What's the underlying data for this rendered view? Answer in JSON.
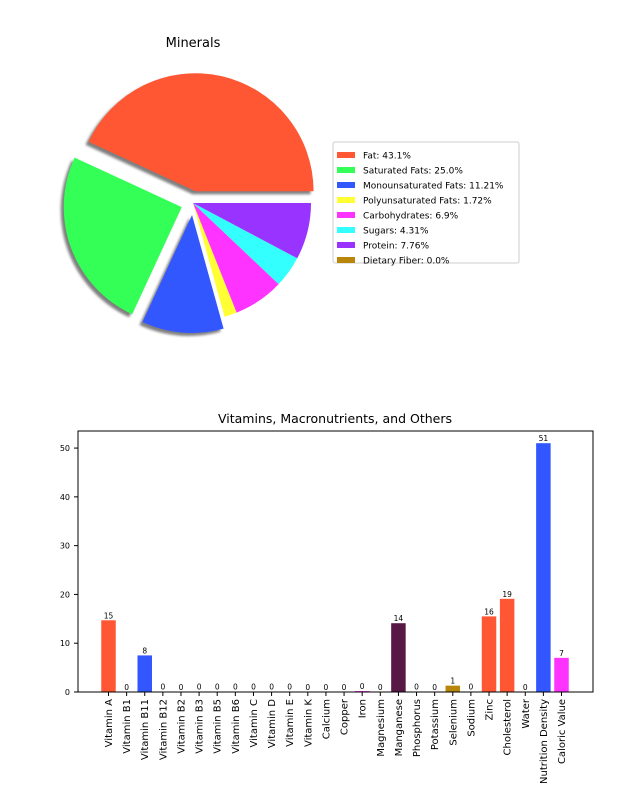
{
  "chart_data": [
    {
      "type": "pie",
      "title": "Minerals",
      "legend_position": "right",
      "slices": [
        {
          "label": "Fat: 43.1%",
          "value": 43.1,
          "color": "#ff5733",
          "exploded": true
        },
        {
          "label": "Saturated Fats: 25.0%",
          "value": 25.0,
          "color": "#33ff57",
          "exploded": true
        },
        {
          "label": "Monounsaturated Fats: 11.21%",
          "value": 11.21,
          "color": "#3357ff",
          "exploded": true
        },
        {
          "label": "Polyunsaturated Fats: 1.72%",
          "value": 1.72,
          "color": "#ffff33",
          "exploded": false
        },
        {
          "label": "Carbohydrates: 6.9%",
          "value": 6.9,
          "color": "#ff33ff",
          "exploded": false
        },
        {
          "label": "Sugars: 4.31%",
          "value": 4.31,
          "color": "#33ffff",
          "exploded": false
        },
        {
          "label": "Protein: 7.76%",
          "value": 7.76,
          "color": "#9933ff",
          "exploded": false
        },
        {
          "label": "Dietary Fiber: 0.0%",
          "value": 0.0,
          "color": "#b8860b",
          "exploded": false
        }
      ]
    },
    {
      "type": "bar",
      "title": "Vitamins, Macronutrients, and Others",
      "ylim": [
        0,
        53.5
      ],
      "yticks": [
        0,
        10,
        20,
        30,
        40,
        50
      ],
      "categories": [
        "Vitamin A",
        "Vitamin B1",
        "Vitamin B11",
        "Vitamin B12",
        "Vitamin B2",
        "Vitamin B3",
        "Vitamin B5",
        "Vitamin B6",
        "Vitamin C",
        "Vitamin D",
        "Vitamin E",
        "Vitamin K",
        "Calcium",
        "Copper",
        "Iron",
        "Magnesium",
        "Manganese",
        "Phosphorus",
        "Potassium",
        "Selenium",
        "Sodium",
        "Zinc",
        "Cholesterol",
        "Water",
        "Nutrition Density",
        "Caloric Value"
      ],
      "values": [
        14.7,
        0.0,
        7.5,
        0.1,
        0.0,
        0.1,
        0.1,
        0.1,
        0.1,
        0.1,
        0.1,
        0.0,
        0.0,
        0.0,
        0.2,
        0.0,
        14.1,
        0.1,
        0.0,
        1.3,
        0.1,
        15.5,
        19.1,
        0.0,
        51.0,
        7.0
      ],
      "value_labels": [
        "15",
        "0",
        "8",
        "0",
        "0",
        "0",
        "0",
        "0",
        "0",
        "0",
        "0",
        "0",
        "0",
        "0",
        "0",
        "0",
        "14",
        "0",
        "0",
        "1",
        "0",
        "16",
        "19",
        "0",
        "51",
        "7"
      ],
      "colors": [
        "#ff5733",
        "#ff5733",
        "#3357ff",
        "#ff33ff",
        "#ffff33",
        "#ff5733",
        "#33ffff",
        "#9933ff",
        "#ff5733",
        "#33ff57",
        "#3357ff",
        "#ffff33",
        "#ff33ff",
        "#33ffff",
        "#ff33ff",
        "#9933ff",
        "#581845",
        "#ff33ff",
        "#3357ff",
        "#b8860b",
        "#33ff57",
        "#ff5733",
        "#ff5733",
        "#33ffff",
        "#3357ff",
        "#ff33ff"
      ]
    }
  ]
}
---
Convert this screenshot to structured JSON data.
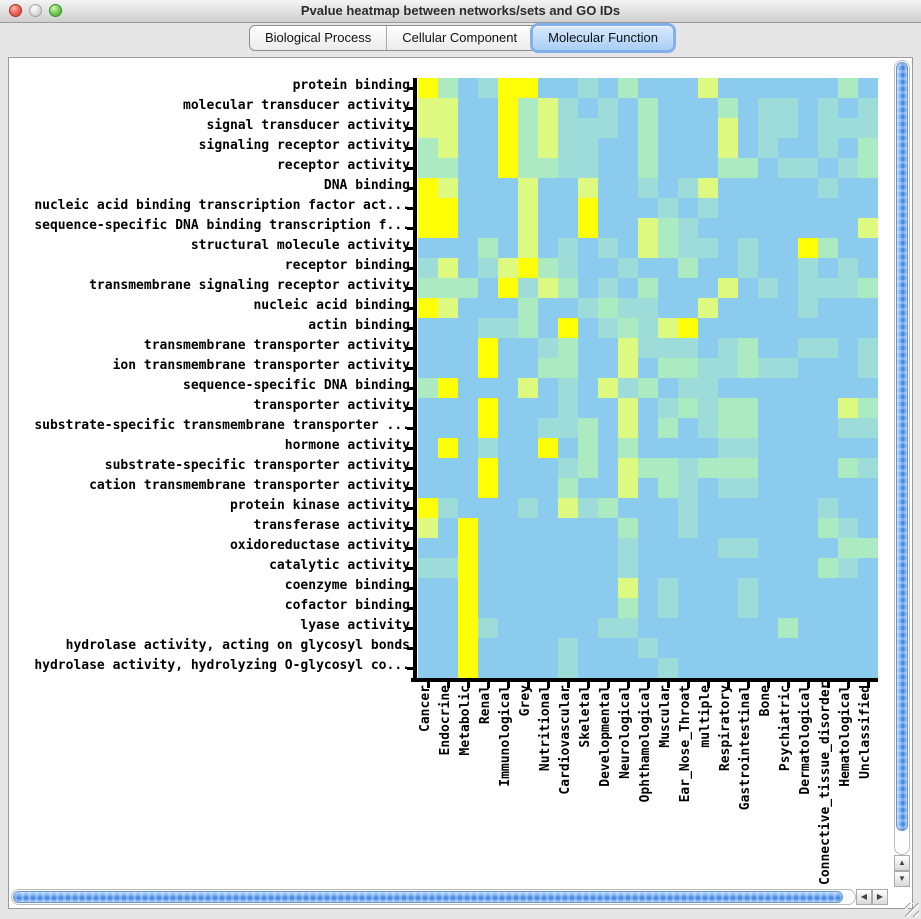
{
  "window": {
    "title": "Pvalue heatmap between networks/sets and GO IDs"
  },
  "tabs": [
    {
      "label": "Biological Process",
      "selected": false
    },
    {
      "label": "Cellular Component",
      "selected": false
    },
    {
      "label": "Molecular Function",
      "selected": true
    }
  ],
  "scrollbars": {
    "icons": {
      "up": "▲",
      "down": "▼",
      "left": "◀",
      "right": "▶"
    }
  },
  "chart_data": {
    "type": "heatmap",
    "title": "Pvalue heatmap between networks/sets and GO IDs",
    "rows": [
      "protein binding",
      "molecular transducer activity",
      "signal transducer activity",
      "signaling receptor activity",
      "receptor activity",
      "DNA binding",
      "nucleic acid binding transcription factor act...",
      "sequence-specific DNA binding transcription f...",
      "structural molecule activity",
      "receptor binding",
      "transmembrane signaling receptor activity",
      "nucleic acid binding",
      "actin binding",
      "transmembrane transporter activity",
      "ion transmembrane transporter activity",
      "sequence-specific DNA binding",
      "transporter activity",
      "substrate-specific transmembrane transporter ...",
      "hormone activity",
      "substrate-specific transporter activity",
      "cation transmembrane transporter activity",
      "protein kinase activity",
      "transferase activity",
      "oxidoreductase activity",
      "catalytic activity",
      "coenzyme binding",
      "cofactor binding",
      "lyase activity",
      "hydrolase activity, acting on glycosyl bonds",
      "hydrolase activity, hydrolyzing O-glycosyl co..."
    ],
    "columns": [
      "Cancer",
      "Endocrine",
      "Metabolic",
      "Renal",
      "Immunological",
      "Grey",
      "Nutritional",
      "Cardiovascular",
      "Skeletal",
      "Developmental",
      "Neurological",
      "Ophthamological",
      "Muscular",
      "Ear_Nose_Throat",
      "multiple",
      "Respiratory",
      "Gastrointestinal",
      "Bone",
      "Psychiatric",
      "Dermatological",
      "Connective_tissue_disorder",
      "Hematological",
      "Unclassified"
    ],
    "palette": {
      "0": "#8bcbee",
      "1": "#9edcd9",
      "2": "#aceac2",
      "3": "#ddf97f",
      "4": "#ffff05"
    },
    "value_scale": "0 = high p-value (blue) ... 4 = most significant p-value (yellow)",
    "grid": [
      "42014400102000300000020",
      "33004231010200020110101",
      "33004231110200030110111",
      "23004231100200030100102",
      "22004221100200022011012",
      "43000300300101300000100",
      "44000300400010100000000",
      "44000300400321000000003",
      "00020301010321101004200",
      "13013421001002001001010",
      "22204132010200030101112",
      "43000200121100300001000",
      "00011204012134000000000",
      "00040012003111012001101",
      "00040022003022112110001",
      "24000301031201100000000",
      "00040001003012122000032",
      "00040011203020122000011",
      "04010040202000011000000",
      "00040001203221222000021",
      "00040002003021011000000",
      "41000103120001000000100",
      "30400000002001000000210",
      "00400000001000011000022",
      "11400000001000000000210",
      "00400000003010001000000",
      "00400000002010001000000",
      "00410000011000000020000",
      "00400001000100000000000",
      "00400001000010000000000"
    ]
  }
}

■ **Your task**: Copy out each line of the listing that holds the string "transmembrane".

■ **Solution to the problem**:
      "transmembrane signaling receptor activity",
      "transmembrane transporter activity",
      "ion transmembrane transporter activity",
      "substrate-specific transmembrane transporter ...",
      "cation transmembrane transporter activity",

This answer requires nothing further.